Set problem:
Check every line below for the word "versus" and show those that hold it.
━━━━━ Excerpted data ━━━━━
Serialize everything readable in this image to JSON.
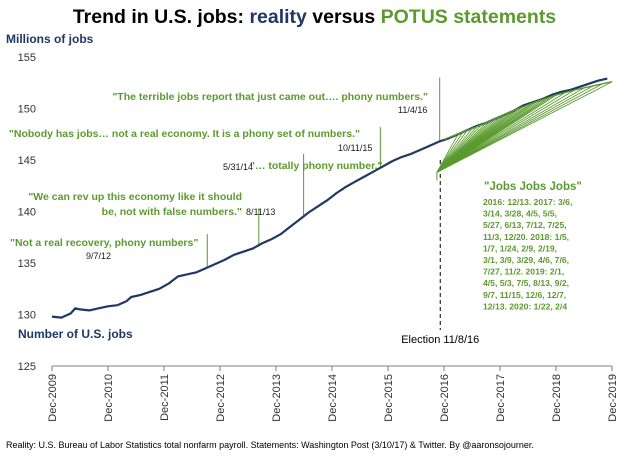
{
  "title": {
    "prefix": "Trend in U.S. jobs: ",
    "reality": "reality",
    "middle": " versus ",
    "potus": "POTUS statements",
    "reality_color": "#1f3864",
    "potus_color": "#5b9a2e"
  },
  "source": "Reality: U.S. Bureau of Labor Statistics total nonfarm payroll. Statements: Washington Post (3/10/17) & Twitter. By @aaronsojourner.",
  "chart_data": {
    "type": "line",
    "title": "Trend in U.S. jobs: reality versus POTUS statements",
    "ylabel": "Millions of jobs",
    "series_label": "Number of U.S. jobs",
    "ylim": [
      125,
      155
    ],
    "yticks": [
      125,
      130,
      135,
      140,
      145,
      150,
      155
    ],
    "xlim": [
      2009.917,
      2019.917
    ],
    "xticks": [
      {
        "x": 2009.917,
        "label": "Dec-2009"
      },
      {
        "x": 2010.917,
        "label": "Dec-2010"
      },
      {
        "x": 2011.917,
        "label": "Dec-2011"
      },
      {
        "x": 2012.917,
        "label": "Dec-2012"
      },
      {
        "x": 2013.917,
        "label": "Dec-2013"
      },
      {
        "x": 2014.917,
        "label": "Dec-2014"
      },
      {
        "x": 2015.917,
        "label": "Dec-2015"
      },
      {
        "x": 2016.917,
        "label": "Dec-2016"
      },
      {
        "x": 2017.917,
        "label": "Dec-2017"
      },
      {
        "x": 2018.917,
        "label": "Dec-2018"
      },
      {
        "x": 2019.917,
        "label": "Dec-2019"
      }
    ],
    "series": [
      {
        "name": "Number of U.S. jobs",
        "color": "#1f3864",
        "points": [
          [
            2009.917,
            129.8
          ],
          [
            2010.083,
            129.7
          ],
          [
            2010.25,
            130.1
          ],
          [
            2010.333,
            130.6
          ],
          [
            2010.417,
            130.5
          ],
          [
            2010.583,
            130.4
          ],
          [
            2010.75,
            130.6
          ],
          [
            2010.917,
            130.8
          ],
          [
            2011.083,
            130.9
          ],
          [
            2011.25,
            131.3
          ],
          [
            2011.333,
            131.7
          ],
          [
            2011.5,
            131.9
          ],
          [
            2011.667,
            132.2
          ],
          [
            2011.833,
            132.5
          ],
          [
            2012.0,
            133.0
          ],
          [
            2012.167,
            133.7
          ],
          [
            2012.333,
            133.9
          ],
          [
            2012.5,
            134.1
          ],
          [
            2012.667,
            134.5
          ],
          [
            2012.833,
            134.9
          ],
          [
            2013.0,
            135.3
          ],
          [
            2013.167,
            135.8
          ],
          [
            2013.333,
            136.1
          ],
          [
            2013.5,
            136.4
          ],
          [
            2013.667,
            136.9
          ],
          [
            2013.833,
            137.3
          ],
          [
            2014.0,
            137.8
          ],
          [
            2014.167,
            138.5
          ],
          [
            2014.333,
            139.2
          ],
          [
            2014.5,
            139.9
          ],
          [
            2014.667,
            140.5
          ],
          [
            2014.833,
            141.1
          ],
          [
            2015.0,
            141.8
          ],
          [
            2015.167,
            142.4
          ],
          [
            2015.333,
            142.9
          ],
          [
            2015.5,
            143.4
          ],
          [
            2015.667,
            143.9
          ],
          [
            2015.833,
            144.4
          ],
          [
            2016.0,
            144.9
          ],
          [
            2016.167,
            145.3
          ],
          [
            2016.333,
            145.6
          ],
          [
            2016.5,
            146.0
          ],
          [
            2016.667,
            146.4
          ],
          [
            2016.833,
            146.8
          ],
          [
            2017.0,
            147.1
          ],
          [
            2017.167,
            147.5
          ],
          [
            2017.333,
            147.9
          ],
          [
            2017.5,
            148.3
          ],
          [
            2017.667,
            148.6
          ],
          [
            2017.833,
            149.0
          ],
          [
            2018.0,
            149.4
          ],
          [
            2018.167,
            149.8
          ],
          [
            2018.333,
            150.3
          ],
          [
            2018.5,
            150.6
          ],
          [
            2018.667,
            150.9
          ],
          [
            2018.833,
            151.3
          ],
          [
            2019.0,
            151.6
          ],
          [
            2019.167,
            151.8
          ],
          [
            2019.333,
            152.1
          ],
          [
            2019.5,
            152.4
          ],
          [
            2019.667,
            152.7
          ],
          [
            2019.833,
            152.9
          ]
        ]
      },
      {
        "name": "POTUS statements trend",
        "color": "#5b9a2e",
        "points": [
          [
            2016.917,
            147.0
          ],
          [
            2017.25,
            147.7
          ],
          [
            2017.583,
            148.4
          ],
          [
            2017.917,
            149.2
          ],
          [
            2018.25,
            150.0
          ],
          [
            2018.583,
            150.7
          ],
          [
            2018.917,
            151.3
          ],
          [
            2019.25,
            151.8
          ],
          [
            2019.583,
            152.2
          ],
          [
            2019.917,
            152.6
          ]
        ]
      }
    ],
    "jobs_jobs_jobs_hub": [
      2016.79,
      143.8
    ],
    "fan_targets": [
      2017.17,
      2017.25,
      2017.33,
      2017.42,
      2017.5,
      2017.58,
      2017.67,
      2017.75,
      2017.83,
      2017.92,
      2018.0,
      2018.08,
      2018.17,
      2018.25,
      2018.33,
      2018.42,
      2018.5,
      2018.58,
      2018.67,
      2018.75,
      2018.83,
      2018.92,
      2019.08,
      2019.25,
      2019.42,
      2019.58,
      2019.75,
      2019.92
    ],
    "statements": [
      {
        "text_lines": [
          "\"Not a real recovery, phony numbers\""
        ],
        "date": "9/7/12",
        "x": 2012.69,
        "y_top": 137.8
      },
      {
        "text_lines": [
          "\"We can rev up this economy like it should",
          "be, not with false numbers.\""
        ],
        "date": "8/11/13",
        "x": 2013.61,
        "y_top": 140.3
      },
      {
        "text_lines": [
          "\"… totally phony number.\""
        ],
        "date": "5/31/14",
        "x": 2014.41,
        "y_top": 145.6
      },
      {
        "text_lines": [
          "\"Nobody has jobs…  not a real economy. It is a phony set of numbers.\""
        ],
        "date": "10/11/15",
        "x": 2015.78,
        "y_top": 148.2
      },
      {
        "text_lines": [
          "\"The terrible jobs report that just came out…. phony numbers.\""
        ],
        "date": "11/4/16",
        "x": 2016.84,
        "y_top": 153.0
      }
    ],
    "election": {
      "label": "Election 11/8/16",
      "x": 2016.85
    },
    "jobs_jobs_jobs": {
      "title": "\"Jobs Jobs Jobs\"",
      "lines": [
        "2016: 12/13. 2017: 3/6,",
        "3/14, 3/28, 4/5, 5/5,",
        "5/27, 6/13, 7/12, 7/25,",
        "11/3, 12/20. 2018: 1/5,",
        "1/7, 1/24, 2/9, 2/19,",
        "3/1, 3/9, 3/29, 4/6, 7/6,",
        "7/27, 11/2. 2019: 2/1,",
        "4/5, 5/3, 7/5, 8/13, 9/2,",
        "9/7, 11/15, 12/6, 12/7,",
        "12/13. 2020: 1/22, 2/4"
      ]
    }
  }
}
━━━━━
━━━━━ Excerpted data ━━━━━
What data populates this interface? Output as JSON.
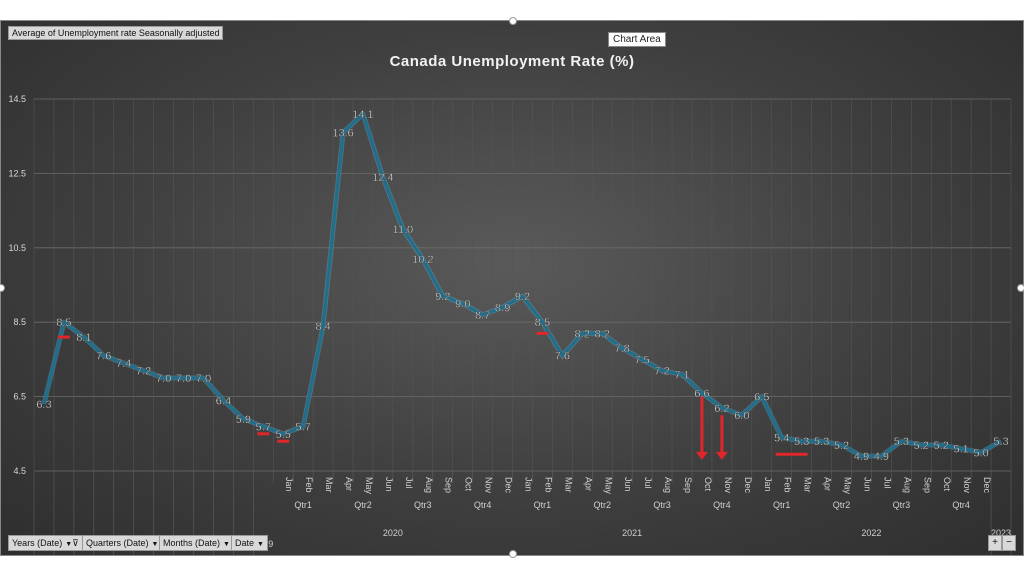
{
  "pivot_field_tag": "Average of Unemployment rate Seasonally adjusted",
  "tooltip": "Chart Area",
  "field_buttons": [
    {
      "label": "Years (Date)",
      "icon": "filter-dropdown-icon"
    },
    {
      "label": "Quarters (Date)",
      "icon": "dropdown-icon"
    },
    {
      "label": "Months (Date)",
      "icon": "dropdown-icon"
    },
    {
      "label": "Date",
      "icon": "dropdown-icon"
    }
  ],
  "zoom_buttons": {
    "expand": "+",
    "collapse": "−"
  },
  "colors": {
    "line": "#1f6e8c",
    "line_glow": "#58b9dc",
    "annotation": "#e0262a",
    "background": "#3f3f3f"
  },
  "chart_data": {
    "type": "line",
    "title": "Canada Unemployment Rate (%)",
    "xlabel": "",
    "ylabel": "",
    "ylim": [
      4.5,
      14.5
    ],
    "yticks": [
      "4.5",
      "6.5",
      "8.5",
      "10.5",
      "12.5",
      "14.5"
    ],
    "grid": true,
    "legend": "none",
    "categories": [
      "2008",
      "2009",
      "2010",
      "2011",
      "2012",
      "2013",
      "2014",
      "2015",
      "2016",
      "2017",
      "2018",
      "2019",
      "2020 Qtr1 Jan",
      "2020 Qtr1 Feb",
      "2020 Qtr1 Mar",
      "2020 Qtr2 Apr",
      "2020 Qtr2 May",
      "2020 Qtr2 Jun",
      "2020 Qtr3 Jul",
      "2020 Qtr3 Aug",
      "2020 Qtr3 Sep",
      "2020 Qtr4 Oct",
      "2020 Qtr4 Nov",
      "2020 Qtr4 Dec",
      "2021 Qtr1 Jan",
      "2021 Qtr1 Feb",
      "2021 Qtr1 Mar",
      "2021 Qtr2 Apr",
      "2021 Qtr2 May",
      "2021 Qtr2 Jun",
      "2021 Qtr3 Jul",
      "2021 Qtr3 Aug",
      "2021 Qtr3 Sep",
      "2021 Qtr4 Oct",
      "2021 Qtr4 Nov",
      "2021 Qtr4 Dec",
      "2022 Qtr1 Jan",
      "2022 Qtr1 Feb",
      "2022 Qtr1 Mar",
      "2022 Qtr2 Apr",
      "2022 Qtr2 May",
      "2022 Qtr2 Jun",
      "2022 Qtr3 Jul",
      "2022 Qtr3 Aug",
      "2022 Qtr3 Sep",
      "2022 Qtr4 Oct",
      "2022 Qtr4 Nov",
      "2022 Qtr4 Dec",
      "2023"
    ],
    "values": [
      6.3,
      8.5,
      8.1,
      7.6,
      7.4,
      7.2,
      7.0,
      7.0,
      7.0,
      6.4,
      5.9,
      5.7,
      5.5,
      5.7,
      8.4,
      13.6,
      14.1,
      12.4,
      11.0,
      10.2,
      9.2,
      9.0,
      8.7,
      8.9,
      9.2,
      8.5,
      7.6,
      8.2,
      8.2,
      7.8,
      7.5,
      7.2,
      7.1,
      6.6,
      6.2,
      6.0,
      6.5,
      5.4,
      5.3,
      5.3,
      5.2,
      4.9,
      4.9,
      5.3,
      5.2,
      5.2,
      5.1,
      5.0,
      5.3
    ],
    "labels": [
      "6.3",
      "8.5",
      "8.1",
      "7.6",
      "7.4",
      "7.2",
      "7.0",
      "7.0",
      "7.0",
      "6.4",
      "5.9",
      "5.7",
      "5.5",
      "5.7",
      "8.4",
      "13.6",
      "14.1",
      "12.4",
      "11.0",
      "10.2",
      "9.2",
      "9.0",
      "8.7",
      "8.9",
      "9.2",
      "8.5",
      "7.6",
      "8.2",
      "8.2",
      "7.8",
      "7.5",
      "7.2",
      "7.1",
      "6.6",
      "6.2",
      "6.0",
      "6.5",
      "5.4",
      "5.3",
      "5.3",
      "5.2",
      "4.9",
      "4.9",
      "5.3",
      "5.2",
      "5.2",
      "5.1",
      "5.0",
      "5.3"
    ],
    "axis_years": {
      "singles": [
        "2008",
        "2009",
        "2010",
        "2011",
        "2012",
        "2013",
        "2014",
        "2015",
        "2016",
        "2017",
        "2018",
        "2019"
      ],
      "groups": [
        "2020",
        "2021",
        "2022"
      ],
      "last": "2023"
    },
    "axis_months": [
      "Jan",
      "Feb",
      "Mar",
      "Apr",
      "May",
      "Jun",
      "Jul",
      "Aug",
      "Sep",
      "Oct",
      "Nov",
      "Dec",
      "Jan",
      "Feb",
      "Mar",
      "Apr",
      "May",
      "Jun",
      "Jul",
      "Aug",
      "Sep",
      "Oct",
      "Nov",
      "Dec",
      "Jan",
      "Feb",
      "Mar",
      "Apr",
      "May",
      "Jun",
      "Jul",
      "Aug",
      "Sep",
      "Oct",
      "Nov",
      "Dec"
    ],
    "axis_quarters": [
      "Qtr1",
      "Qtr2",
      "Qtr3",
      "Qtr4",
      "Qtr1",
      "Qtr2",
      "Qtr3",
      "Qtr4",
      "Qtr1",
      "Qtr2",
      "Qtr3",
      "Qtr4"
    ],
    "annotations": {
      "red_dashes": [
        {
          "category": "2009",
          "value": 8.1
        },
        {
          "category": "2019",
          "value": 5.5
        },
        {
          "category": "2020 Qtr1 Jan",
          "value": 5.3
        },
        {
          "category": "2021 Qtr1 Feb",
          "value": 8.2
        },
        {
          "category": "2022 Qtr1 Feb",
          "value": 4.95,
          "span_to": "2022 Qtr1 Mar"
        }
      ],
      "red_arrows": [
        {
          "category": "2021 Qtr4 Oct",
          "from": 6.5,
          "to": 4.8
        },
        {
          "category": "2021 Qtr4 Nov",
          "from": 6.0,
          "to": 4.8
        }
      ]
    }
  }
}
━━━━━
━━━━━ Excerpted data ━━━━━
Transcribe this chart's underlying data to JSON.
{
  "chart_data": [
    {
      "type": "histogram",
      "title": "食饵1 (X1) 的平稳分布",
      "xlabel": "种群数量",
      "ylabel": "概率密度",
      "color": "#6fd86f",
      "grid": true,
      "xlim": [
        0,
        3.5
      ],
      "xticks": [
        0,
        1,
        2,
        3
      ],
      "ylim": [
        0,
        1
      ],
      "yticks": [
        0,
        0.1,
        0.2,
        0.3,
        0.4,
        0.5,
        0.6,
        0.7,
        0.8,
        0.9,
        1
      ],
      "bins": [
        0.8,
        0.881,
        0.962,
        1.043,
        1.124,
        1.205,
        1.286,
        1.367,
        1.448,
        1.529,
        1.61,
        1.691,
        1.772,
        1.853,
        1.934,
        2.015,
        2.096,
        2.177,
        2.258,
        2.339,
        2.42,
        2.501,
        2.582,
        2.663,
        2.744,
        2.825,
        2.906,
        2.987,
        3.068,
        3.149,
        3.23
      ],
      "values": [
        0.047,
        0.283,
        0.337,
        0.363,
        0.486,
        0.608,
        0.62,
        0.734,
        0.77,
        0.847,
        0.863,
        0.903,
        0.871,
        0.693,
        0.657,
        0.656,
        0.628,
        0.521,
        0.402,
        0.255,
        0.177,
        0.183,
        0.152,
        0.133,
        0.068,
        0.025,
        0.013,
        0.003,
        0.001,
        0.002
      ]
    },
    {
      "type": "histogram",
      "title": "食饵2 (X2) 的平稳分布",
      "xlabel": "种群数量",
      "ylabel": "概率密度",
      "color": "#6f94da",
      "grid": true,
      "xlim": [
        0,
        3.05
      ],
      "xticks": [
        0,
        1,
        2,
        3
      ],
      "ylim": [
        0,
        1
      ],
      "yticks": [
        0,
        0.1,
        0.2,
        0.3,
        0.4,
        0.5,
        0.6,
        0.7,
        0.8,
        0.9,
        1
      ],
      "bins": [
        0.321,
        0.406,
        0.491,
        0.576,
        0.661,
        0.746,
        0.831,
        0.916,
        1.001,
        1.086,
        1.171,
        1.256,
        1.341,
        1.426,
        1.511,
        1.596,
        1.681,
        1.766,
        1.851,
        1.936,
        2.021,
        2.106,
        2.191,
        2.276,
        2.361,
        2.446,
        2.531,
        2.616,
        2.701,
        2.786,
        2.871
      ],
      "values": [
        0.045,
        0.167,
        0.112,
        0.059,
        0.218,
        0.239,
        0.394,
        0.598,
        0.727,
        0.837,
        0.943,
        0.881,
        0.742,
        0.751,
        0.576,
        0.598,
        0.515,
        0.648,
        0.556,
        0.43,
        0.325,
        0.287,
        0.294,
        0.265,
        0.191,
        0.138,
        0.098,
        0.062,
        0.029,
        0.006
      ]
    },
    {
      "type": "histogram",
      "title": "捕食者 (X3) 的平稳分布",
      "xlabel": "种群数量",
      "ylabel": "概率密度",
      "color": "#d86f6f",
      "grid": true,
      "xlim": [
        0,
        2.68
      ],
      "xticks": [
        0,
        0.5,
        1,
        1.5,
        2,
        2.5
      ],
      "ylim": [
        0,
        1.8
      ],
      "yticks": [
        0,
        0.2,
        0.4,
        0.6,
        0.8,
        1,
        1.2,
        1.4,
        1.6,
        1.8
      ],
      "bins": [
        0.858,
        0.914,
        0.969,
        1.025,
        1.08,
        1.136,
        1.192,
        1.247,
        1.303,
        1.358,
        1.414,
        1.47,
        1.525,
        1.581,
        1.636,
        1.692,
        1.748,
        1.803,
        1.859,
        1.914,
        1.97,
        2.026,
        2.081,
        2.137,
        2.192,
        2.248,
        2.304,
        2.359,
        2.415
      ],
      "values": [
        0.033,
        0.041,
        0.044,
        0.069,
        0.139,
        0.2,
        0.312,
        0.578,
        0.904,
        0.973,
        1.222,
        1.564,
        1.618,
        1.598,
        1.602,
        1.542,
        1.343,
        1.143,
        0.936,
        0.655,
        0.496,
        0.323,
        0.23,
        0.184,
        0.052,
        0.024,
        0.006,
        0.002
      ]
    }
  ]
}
━━━━━
Response below:
    "middle": " versus ",
    "title": "Trend in U.S. jobs: reality versus POTUS statements",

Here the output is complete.